What is needed:
Output all of the entries exactly as written.

Task inputs:
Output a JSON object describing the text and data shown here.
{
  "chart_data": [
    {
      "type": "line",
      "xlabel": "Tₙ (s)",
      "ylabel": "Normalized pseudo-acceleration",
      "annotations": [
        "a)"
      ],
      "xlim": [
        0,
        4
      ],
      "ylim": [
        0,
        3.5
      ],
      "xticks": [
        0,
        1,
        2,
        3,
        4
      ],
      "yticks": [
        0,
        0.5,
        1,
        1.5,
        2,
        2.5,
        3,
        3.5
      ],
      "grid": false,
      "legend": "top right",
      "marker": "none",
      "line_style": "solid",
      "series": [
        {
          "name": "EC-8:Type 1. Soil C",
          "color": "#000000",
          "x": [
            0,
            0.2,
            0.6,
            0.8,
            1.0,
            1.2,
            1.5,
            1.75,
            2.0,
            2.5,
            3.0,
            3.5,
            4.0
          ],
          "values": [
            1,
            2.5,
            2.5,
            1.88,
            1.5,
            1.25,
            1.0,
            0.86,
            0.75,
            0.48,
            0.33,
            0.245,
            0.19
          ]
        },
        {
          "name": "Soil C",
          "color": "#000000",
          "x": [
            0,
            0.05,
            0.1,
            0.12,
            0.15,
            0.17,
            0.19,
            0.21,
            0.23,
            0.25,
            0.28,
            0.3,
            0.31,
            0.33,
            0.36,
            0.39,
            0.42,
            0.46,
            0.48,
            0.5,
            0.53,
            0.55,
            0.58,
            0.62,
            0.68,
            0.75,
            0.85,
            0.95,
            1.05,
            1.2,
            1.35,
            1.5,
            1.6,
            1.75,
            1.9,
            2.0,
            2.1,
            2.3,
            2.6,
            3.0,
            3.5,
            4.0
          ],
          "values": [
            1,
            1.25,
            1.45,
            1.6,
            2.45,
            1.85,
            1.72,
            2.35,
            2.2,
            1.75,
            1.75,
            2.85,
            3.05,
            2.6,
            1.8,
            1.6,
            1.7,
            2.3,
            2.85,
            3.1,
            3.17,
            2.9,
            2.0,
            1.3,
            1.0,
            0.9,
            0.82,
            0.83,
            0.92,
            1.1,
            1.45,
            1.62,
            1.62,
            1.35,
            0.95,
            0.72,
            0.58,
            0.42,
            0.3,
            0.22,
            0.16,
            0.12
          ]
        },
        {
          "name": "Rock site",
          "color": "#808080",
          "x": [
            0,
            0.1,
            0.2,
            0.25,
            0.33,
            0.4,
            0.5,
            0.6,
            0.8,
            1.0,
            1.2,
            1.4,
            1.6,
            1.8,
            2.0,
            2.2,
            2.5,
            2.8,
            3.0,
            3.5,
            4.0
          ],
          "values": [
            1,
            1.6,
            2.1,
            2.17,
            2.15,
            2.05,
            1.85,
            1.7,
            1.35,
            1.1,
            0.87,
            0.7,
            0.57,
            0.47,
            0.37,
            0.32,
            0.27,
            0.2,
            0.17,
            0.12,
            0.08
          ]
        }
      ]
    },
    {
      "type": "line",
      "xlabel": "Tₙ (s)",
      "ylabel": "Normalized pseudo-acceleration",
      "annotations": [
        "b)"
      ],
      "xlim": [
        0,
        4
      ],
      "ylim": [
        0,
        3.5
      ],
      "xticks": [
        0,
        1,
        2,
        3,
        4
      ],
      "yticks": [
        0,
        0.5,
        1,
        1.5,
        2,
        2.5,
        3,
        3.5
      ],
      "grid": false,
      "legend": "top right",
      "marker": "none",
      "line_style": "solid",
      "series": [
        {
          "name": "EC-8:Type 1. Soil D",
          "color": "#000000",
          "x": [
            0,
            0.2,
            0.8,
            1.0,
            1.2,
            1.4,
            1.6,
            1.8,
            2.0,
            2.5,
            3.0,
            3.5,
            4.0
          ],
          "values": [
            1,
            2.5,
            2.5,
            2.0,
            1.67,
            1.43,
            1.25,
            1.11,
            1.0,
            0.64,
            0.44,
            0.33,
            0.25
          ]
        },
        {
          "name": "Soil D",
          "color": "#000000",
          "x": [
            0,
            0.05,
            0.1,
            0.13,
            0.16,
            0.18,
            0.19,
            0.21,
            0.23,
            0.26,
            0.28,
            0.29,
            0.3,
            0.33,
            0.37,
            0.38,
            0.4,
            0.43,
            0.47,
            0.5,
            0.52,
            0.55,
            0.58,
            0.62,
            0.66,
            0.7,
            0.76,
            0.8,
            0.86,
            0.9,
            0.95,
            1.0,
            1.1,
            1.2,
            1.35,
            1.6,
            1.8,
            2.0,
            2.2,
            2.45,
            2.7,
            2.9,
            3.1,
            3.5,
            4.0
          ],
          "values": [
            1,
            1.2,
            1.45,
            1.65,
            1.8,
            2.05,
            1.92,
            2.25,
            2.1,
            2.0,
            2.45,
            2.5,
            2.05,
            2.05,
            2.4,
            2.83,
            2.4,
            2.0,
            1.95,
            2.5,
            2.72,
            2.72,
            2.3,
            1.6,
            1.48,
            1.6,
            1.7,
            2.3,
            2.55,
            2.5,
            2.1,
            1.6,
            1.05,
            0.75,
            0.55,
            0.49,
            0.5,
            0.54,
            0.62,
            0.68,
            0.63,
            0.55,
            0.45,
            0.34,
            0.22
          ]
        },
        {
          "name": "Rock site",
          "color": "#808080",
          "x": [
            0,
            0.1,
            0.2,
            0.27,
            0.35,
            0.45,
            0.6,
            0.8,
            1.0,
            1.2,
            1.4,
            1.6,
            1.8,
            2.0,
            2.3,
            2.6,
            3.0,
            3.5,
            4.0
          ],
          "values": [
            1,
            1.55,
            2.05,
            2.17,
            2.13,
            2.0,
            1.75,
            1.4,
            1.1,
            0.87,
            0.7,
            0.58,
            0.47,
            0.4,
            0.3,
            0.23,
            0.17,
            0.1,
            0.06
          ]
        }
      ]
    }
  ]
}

Answer in full:
Output a JSON object describing the text and data shown here.
{
  "chart_data": [
    {
      "type": "line",
      "xlabel": "Tₙ (s)",
      "ylabel": "Normalized pseudo-acceleration",
      "annotations": [
        "a)"
      ],
      "xlim": [
        0,
        4
      ],
      "ylim": [
        0,
        3.5
      ],
      "xticks": [
        0,
        1,
        2,
        3,
        4
      ],
      "yticks": [
        0,
        0.5,
        1,
        1.5,
        2,
        2.5,
        3,
        3.5
      ],
      "grid": false,
      "legend": "top right",
      "marker": "none",
      "line_style": "solid",
      "series": [
        {
          "name": "EC-8:Type 1. Soil C",
          "color": "#000000",
          "x": [
            0,
            0.2,
            0.6,
            0.8,
            1.0,
            1.2,
            1.5,
            1.75,
            2.0,
            2.5,
            3.0,
            3.5,
            4.0
          ],
          "values": [
            1,
            2.5,
            2.5,
            1.88,
            1.5,
            1.25,
            1.0,
            0.86,
            0.75,
            0.48,
            0.33,
            0.245,
            0.19
          ]
        },
        {
          "name": "Soil C",
          "color": "#000000",
          "x": [
            0,
            0.05,
            0.1,
            0.12,
            0.15,
            0.17,
            0.19,
            0.21,
            0.23,
            0.25,
            0.28,
            0.3,
            0.31,
            0.33,
            0.36,
            0.39,
            0.42,
            0.46,
            0.48,
            0.5,
            0.53,
            0.55,
            0.58,
            0.62,
            0.68,
            0.75,
            0.85,
            0.95,
            1.05,
            1.2,
            1.35,
            1.5,
            1.6,
            1.75,
            1.9,
            2.0,
            2.1,
            2.3,
            2.6,
            3.0,
            3.5,
            4.0
          ],
          "values": [
            1,
            1.25,
            1.45,
            1.6,
            2.45,
            1.85,
            1.72,
            2.35,
            2.2,
            1.75,
            1.75,
            2.85,
            3.05,
            2.6,
            1.8,
            1.6,
            1.7,
            2.3,
            2.85,
            3.1,
            3.17,
            2.9,
            2.0,
            1.3,
            1.0,
            0.9,
            0.82,
            0.83,
            0.92,
            1.1,
            1.45,
            1.62,
            1.62,
            1.35,
            0.95,
            0.72,
            0.58,
            0.42,
            0.3,
            0.22,
            0.16,
            0.12
          ]
        },
        {
          "name": "Rock site",
          "color": "#808080",
          "x": [
            0,
            0.1,
            0.2,
            0.25,
            0.33,
            0.4,
            0.5,
            0.6,
            0.8,
            1.0,
            1.2,
            1.4,
            1.6,
            1.8,
            2.0,
            2.2,
            2.5,
            2.8,
            3.0,
            3.5,
            4.0
          ],
          "values": [
            1,
            1.6,
            2.1,
            2.17,
            2.15,
            2.05,
            1.85,
            1.7,
            1.35,
            1.1,
            0.87,
            0.7,
            0.57,
            0.47,
            0.37,
            0.32,
            0.27,
            0.2,
            0.17,
            0.12,
            0.08
          ]
        }
      ]
    },
    {
      "type": "line",
      "xlabel": "Tₙ (s)",
      "ylabel": "Normalized pseudo-acceleration",
      "annotations": [
        "b)"
      ],
      "xlim": [
        0,
        4
      ],
      "ylim": [
        0,
        3.5
      ],
      "xticks": [
        0,
        1,
        2,
        3,
        4
      ],
      "yticks": [
        0,
        0.5,
        1,
        1.5,
        2,
        2.5,
        3,
        3.5
      ],
      "grid": false,
      "legend": "top right",
      "marker": "none",
      "line_style": "solid",
      "series": [
        {
          "name": "EC-8:Type 1. Soil D",
          "color": "#000000",
          "x": [
            0,
            0.2,
            0.8,
            1.0,
            1.2,
            1.4,
            1.6,
            1.8,
            2.0,
            2.5,
            3.0,
            3.5,
            4.0
          ],
          "values": [
            1,
            2.5,
            2.5,
            2.0,
            1.67,
            1.43,
            1.25,
            1.11,
            1.0,
            0.64,
            0.44,
            0.33,
            0.25
          ]
        },
        {
          "name": "Soil D",
          "color": "#000000",
          "x": [
            0,
            0.05,
            0.1,
            0.13,
            0.16,
            0.18,
            0.19,
            0.21,
            0.23,
            0.26,
            0.28,
            0.29,
            0.3,
            0.33,
            0.37,
            0.38,
            0.4,
            0.43,
            0.47,
            0.5,
            0.52,
            0.55,
            0.58,
            0.62,
            0.66,
            0.7,
            0.76,
            0.8,
            0.86,
            0.9,
            0.95,
            1.0,
            1.1,
            1.2,
            1.35,
            1.6,
            1.8,
            2.0,
            2.2,
            2.45,
            2.7,
            2.9,
            3.1,
            3.5,
            4.0
          ],
          "values": [
            1,
            1.2,
            1.45,
            1.65,
            1.8,
            2.05,
            1.92,
            2.25,
            2.1,
            2.0,
            2.45,
            2.5,
            2.05,
            2.05,
            2.4,
            2.83,
            2.4,
            2.0,
            1.95,
            2.5,
            2.72,
            2.72,
            2.3,
            1.6,
            1.48,
            1.6,
            1.7,
            2.3,
            2.55,
            2.5,
            2.1,
            1.6,
            1.05,
            0.75,
            0.55,
            0.49,
            0.5,
            0.54,
            0.62,
            0.68,
            0.63,
            0.55,
            0.45,
            0.34,
            0.22
          ]
        },
        {
          "name": "Rock site",
          "color": "#808080",
          "x": [
            0,
            0.1,
            0.2,
            0.27,
            0.35,
            0.45,
            0.6,
            0.8,
            1.0,
            1.2,
            1.4,
            1.6,
            1.8,
            2.0,
            2.3,
            2.6,
            3.0,
            3.5,
            4.0
          ],
          "values": [
            1,
            1.55,
            2.05,
            2.17,
            2.13,
            2.0,
            1.75,
            1.4,
            1.1,
            0.87,
            0.7,
            0.58,
            0.47,
            0.4,
            0.3,
            0.23,
            0.17,
            0.1,
            0.06
          ]
        }
      ]
    }
  ]
}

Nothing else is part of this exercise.